» **Consigne**
Recopiez mot pour mot le passage du texte de la page qui commence à "Nous avons très" et se termine à "de le mériter.".

» **Texte de la page**
'''
Pat Patfoort, une formatrice en non-violence, flamande et francophone de Bruges (1), qui fait entre autres des interventions dans des conflits interethniques (Hutus-Tutsis, Tchétchènes-Russes, Israéliens-Palestiniens...), voulait tenter quelque chose dans la situation actuelle de notre pays et a réuni des Flamands et des francophones. Le premier jour du week-end, cette anthropologue de formation nous a invités à élaborer une liste des arguments(2) que les francophones et les Flamands utilisent régulièrement les uns contre les autres. En général, ces arguments sont prononcés en l'absence de l'autre, surtout par le canal des médias.
Concernant la scission de BHV, en voici quelques exemples :
Flamands : - "Nous voulons la séparation de Bruxelles-Hal-Vilvorde."
- "L'arrêt de la Cour constitutionnelle doit être respecté."
- "Ils veulent réduire le territoire de la Flandre, pour obtenir plus de voix."
- "Nous payons pour les francophones !"
- "Vous, les francophones, vous ne voulez rien faire pour une grande réforme de l'Etat !"
- "Nous sommes exploités par vous depuis 1830, à cause de notre langue, et cela se passe encore aujourd'hui à Bruxelles !"
Francophones : - "Nous ne voulons pas la séparation de Bruxelles-Hal-Vilvorde."
- "Nous sommes nombreux à vivre dans BHV, selon les droits de l'homme, nous devrions être protégés comme minorité."
- "Vous voulez réduire Bruxelles à une peau de chagrin... L'étouffer pour la récupérer."
- "Vous voulez toujours plus. Vous ne faites que détruire et pas construire !"
- "Est-ce que vous accepteriez un Premier Ministre wallon ? Il n'y en a pas eu depuis 1973 !"
- "Vous êtes des égoïstes quand on pense à ce que l'on a fait pour vous sur le plan social et économique !"
Nous avons très vite senti comme un mur entre nous. Nos différences étaient exacerbées, nous allions droit au blocage ! Nous nous sentions perçus comme des ennemis et n'avions pas le sentiment de le mériter.
Le lendemain, nous avons laissé cela de côté pour approfondir les fondements de la position de chacun : "Pourquoi nous défendons cette position ?" Les fondements nous permettent de découvrir les besoins, les sentiments, les valeurs, les peurs, les habitudes, les objectifs, les intérêts des deux parties. Il est très important d'être conscient qu'il n'y a pas de bons ou de mauvais fondements ; on ne peut jamais les juger, les démolir, les réfuter ou s'en moquer puisqu'ils disent le vécu de chacun. Voici quelques fondements(3) pour la scission de BHV :
Fondements des Flamands : - "Nous voulons la séparation de BHV."
- "J'ai peur que les décisions juridiques ne soient pas respectées."
- "J'ai l'impression que les francophones veulent dominer."
- "Je ne me sens pas chez moi dans ma propre commune."
- "Je me sens désavantagé. Les francophones, eux, peuvent parler dans leur propre langue en territoire flamand".
'''
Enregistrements
'''
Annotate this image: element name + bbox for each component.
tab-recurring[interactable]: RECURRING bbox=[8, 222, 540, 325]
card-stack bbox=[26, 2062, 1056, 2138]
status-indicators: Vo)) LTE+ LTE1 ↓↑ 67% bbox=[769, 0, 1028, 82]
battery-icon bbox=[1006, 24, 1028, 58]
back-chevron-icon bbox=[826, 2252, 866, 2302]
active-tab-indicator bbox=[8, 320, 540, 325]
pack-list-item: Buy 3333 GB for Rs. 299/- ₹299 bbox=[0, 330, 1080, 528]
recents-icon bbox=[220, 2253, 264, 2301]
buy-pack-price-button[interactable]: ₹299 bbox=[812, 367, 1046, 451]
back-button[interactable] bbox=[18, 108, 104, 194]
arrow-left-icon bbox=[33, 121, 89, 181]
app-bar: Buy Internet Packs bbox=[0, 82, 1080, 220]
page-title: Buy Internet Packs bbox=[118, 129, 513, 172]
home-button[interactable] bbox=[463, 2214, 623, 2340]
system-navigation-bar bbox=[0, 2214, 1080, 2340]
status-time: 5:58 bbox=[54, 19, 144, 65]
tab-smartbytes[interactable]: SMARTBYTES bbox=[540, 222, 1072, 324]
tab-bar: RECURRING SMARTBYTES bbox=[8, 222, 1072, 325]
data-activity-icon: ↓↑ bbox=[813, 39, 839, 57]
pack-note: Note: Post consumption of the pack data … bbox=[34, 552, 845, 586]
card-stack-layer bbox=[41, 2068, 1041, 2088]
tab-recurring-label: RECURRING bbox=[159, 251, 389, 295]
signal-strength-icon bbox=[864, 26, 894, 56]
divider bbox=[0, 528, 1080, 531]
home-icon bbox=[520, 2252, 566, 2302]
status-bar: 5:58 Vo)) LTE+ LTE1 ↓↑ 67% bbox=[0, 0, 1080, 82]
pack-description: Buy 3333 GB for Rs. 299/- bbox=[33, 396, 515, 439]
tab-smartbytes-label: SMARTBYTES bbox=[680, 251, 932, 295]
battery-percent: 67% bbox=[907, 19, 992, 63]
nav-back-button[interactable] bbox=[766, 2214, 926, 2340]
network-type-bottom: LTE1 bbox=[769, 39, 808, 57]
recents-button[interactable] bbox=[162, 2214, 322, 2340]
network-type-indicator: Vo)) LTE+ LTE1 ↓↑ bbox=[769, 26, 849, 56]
'''
» **Solution**
Nous avons très vite senti comme un mur entre nous. Nos différences étaient exacerbées, nous allions droit au blocage ! Nous nous sentions perçus comme des ennemis et n'avions pas le sentiment de le mériter.